From the listing below, copy every line with the word "Nombre".

+--

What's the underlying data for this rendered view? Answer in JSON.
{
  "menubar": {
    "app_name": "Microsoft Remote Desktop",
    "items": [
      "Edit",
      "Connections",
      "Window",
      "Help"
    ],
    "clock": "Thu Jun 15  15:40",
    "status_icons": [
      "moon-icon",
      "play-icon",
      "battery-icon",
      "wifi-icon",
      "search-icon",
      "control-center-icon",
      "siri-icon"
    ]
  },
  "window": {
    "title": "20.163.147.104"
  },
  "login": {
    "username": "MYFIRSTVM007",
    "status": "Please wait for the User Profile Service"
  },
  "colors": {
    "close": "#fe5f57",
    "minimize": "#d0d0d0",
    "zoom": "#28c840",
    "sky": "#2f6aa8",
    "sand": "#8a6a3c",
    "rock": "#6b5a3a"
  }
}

+--

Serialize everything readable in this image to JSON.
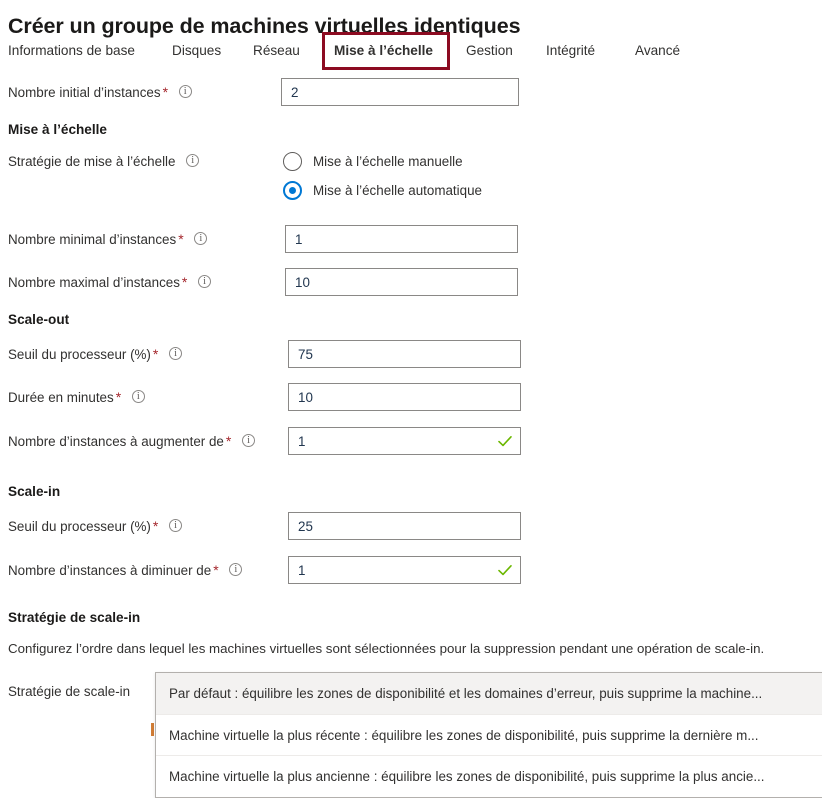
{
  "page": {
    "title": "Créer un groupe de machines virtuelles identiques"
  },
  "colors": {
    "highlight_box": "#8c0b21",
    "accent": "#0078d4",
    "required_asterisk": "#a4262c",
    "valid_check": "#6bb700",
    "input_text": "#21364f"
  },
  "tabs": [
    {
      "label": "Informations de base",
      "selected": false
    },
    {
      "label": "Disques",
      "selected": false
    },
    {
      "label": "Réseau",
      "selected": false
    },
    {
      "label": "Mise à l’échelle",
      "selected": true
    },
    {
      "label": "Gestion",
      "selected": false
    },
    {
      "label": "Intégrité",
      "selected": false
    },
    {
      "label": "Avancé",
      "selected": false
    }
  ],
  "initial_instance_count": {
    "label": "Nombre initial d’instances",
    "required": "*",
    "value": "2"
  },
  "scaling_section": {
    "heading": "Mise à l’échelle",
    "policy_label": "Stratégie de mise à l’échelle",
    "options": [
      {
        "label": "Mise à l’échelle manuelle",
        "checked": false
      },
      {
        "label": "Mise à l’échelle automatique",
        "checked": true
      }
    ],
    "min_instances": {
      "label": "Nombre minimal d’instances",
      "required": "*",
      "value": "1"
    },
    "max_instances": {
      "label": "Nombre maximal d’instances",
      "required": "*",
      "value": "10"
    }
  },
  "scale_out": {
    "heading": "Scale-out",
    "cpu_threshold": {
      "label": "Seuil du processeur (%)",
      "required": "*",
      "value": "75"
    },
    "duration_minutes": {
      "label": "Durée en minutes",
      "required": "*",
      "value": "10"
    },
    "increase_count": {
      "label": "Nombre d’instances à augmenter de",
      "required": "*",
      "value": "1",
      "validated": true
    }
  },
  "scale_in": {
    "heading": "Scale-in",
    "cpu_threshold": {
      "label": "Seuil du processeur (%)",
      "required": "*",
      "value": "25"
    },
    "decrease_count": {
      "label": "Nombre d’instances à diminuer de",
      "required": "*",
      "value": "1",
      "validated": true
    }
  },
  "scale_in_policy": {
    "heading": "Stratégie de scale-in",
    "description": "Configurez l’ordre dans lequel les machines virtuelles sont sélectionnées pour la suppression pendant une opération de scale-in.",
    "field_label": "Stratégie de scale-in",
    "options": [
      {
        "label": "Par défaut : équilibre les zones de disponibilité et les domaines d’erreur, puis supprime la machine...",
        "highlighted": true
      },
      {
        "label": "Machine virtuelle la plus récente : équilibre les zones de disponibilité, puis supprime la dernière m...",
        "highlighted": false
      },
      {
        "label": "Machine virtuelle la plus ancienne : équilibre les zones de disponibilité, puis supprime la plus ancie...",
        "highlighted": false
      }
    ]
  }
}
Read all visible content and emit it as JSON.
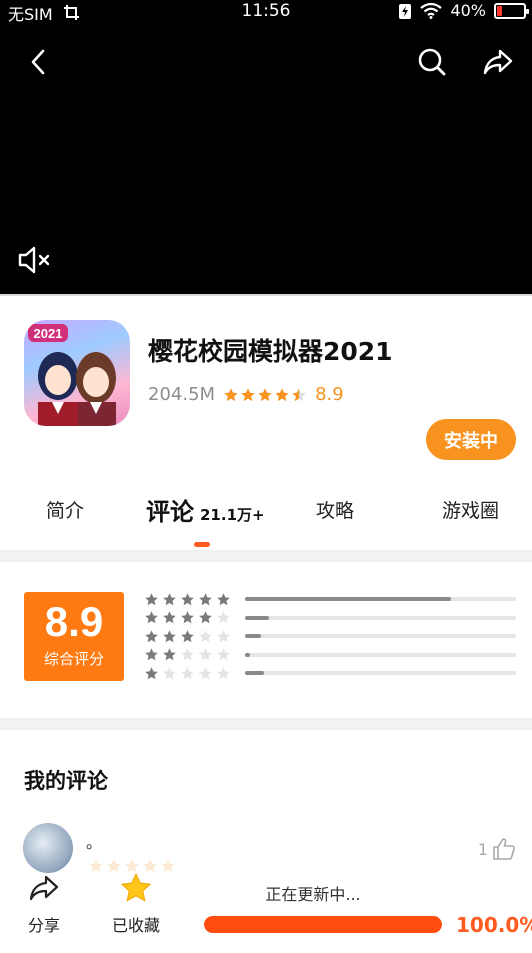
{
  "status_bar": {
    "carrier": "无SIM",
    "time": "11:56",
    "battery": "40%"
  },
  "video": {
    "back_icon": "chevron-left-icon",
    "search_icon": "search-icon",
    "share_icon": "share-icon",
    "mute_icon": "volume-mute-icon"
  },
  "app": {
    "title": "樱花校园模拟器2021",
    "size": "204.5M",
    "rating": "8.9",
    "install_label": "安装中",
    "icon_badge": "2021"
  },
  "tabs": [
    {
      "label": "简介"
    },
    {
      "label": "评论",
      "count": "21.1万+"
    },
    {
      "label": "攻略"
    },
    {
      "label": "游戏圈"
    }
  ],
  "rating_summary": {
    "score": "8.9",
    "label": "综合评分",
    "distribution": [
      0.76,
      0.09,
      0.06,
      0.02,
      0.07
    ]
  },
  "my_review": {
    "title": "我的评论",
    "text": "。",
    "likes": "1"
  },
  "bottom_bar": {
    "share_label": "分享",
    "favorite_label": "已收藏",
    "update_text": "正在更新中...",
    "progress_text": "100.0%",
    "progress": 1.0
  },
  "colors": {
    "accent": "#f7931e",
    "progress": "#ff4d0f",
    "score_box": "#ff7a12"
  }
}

+--

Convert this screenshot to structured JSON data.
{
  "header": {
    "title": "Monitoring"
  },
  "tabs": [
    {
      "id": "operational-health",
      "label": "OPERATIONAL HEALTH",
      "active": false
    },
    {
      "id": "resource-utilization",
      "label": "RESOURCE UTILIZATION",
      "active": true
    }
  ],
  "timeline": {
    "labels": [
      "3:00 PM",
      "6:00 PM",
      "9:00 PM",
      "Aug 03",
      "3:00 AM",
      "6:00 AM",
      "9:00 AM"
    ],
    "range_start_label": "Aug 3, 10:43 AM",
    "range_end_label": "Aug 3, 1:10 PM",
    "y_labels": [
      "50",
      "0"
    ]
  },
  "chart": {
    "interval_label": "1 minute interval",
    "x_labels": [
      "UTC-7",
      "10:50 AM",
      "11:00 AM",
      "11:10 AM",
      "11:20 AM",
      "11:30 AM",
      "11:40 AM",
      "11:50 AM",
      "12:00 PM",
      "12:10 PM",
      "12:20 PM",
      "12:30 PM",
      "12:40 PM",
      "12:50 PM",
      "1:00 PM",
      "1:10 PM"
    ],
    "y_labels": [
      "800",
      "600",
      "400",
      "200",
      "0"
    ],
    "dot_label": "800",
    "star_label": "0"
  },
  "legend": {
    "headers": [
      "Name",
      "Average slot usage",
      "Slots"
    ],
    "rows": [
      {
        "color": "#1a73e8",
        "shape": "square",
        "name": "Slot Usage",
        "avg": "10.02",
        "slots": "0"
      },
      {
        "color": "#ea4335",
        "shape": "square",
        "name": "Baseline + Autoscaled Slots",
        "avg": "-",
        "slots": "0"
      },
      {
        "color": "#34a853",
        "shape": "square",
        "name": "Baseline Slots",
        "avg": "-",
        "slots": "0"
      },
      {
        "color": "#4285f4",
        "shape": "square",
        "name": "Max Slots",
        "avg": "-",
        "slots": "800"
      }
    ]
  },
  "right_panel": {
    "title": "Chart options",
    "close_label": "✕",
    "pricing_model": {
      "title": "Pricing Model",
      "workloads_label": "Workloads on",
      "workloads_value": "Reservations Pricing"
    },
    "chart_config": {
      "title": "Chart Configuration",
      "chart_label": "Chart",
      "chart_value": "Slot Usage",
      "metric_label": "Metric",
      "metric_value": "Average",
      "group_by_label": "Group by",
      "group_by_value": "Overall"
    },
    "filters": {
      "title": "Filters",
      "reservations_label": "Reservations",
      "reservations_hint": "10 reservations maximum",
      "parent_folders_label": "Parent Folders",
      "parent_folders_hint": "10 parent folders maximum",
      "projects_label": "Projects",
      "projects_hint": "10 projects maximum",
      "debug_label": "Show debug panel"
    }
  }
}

+--

Finished exercise:
    "label": "Nombre initial d’instances",
      "label": "Nombre minimal d’instances",
      "label": "Nombre maximal d’instances",
      "label": "Nombre d’instances à augmenter de",
      "label": "Nombre d’instances à diminuer de",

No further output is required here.